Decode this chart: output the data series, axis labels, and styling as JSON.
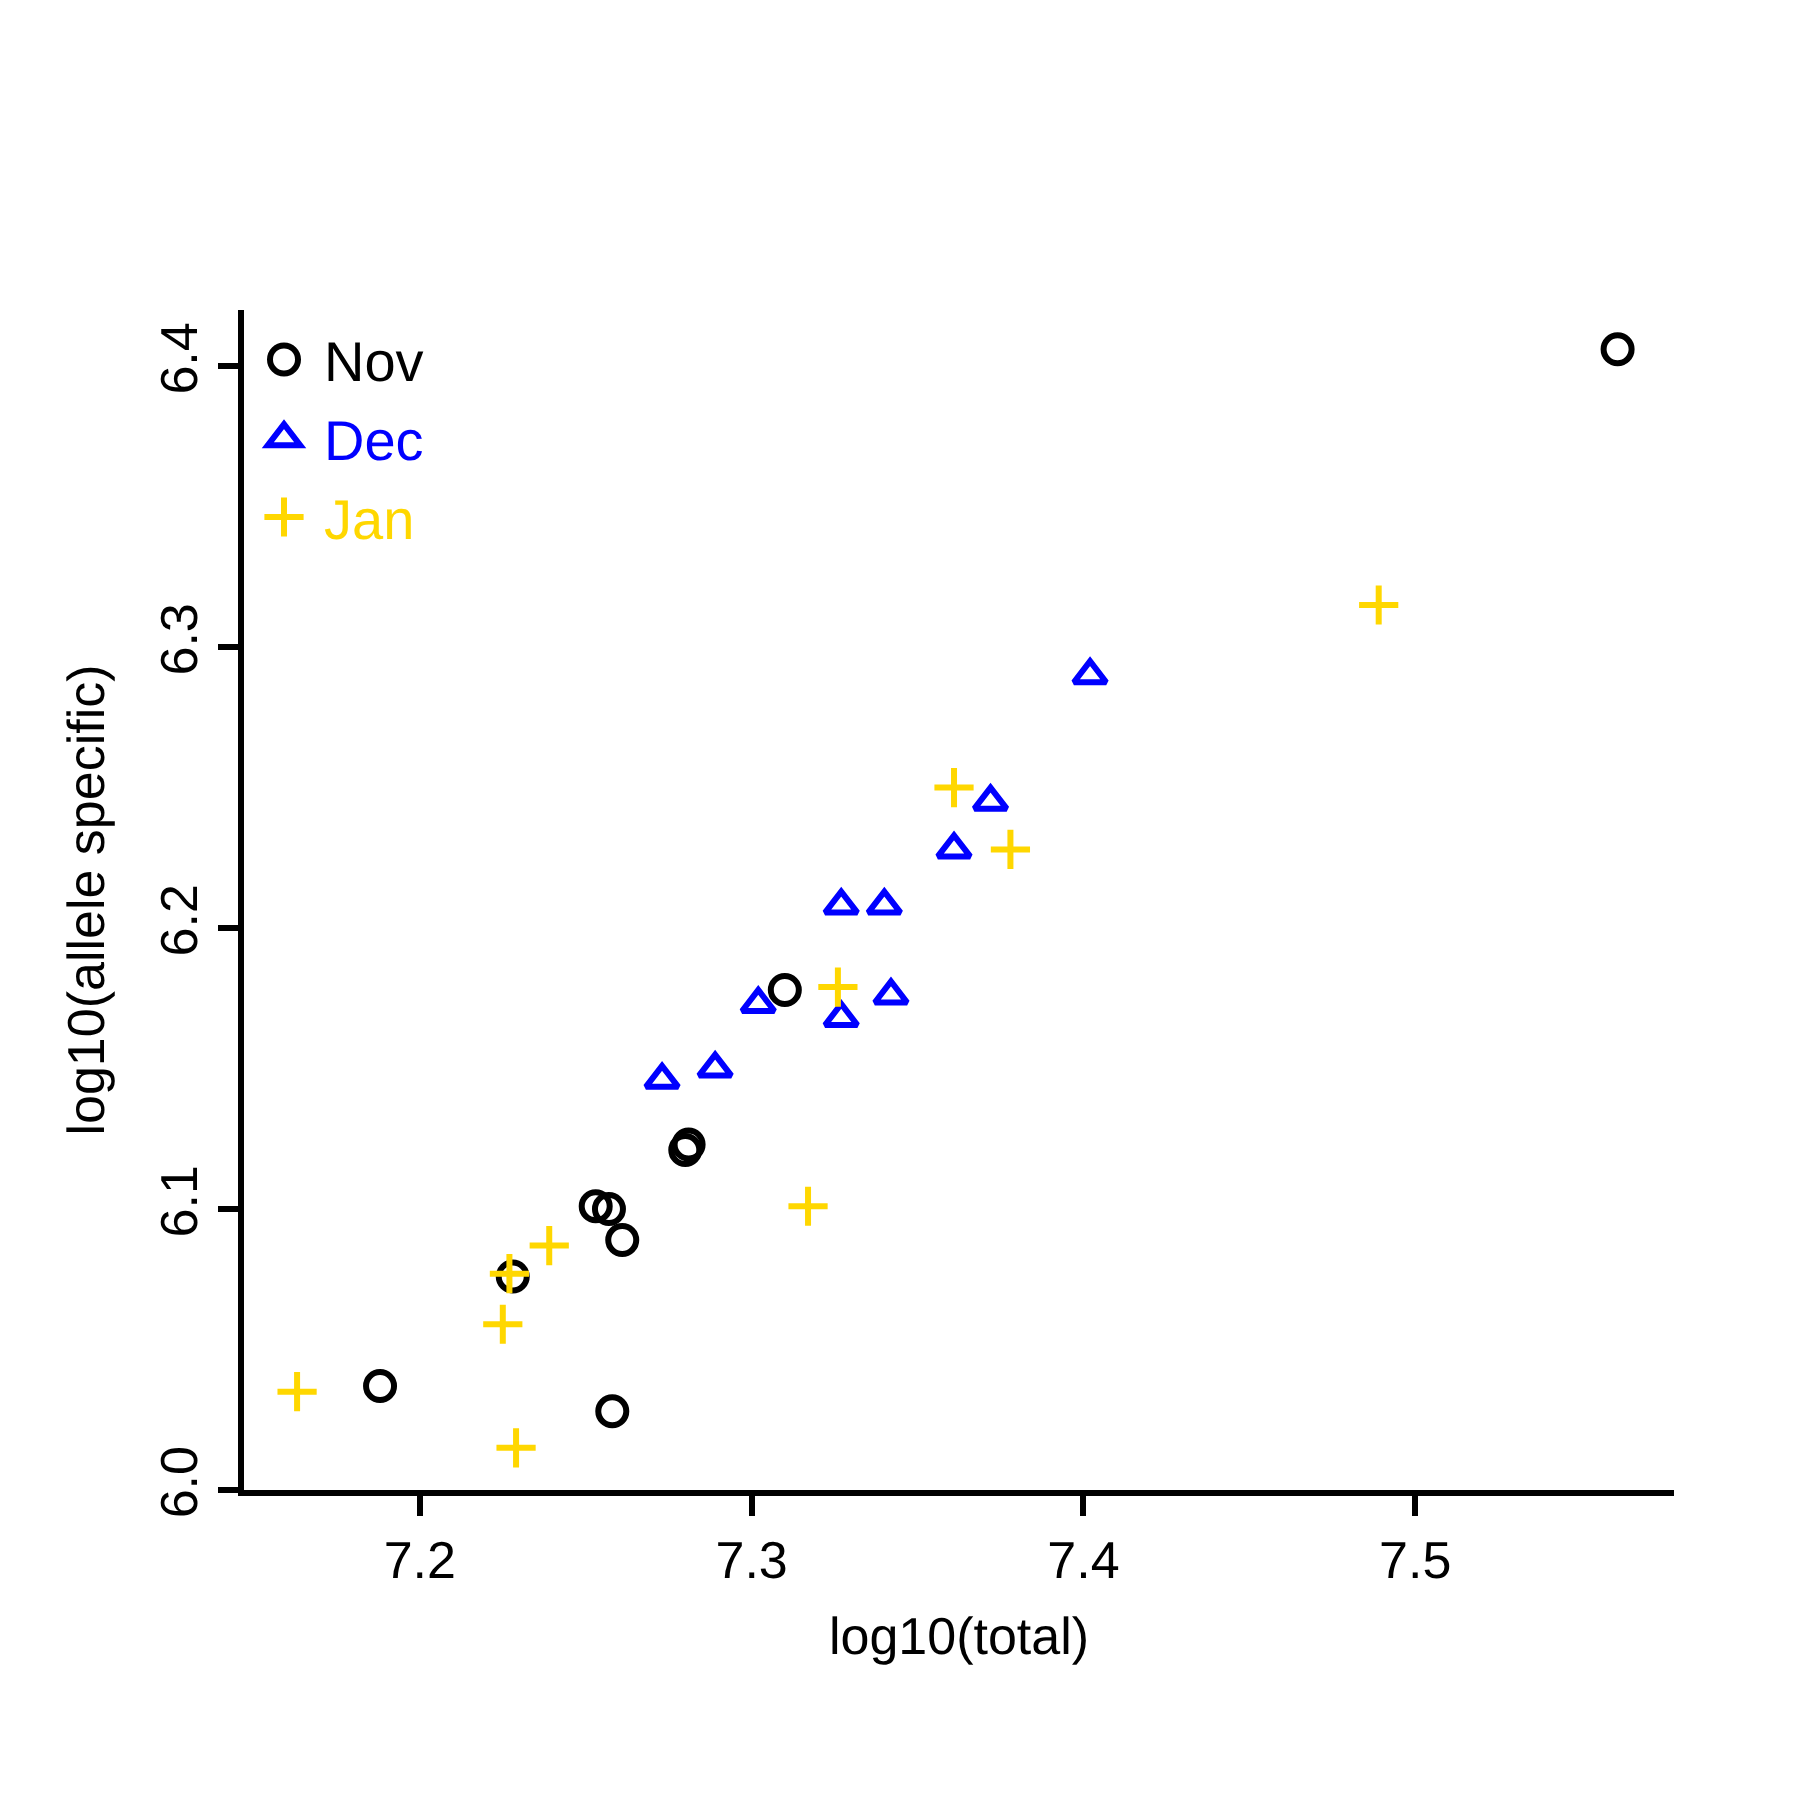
{
  "chart_data": {
    "type": "scatter",
    "xlabel": "log10(total)",
    "ylabel": "log10(allele specific)",
    "xlim": [
      7.147,
      7.578
    ],
    "ylim": [
      6.0,
      6.42
    ],
    "xticks": [
      7.2,
      7.3,
      7.4,
      7.5
    ],
    "yticks": [
      {
        "value": 6.0,
        "label": "6.0"
      },
      6.1,
      6.2,
      6.3,
      6.4
    ],
    "legend": "top left",
    "series": [
      {
        "name": "Nov",
        "color": "#000000",
        "marker": "circle",
        "x": [
          7.561,
          7.31,
          7.281,
          7.28,
          7.253,
          7.257,
          7.261,
          7.228,
          7.188,
          7.258
        ],
        "values": [
          6.406,
          6.178,
          6.123,
          6.121,
          6.101,
          6.1,
          6.089,
          6.076,
          6.037,
          6.028
        ]
      },
      {
        "name": "Dec",
        "color": "#0000ff",
        "marker": "triangle",
        "x": [
          7.402,
          7.372,
          7.361,
          7.327,
          7.34,
          7.342,
          7.327,
          7.302,
          7.289,
          7.273
        ],
        "values": [
          6.29,
          6.245,
          6.228,
          6.208,
          6.208,
          6.176,
          6.168,
          6.173,
          6.15,
          6.146
        ]
      },
      {
        "name": "Jan",
        "color": "#ffd700",
        "marker": "cross",
        "x": [
          7.489,
          7.361,
          7.378,
          7.326,
          7.317,
          7.239,
          7.227,
          7.225,
          7.229,
          7.163
        ],
        "values": [
          6.315,
          6.25,
          6.228,
          6.179,
          6.101,
          6.087,
          6.077,
          6.059,
          6.015,
          6.035
        ]
      }
    ]
  }
}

# EXERCISE INSTRUCTIONS
Transcribe the whole listing exactly. Pictures are excluded.

# RESPONSE TO THIS TASK
Decode this chart: output the data series, axis labels, and styling as JSON.
{
  "chart_data": {
    "type": "scatter",
    "xlabel": "log10(total)",
    "ylabel": "log10(allele specific)",
    "xlim": [
      7.147,
      7.578
    ],
    "ylim": [
      6.0,
      6.42
    ],
    "xticks": [
      7.2,
      7.3,
      7.4,
      7.5
    ],
    "yticks": [
      {
        "value": 6.0,
        "label": "6.0"
      },
      6.1,
      6.2,
      6.3,
      6.4
    ],
    "legend": "top left",
    "series": [
      {
        "name": "Nov",
        "color": "#000000",
        "marker": "circle",
        "x": [
          7.561,
          7.31,
          7.281,
          7.28,
          7.253,
          7.257,
          7.261,
          7.228,
          7.188,
          7.258
        ],
        "values": [
          6.406,
          6.178,
          6.123,
          6.121,
          6.101,
          6.1,
          6.089,
          6.076,
          6.037,
          6.028
        ]
      },
      {
        "name": "Dec",
        "color": "#0000ff",
        "marker": "triangle",
        "x": [
          7.402,
          7.372,
          7.361,
          7.327,
          7.34,
          7.342,
          7.327,
          7.302,
          7.289,
          7.273
        ],
        "values": [
          6.29,
          6.245,
          6.228,
          6.208,
          6.208,
          6.176,
          6.168,
          6.173,
          6.15,
          6.146
        ]
      },
      {
        "name": "Jan",
        "color": "#ffd700",
        "marker": "cross",
        "x": [
          7.489,
          7.361,
          7.378,
          7.326,
          7.317,
          7.239,
          7.227,
          7.225,
          7.229,
          7.163
        ],
        "values": [
          6.315,
          6.25,
          6.228,
          6.179,
          6.101,
          6.087,
          6.077,
          6.059,
          6.015,
          6.035
        ]
      }
    ]
  }
}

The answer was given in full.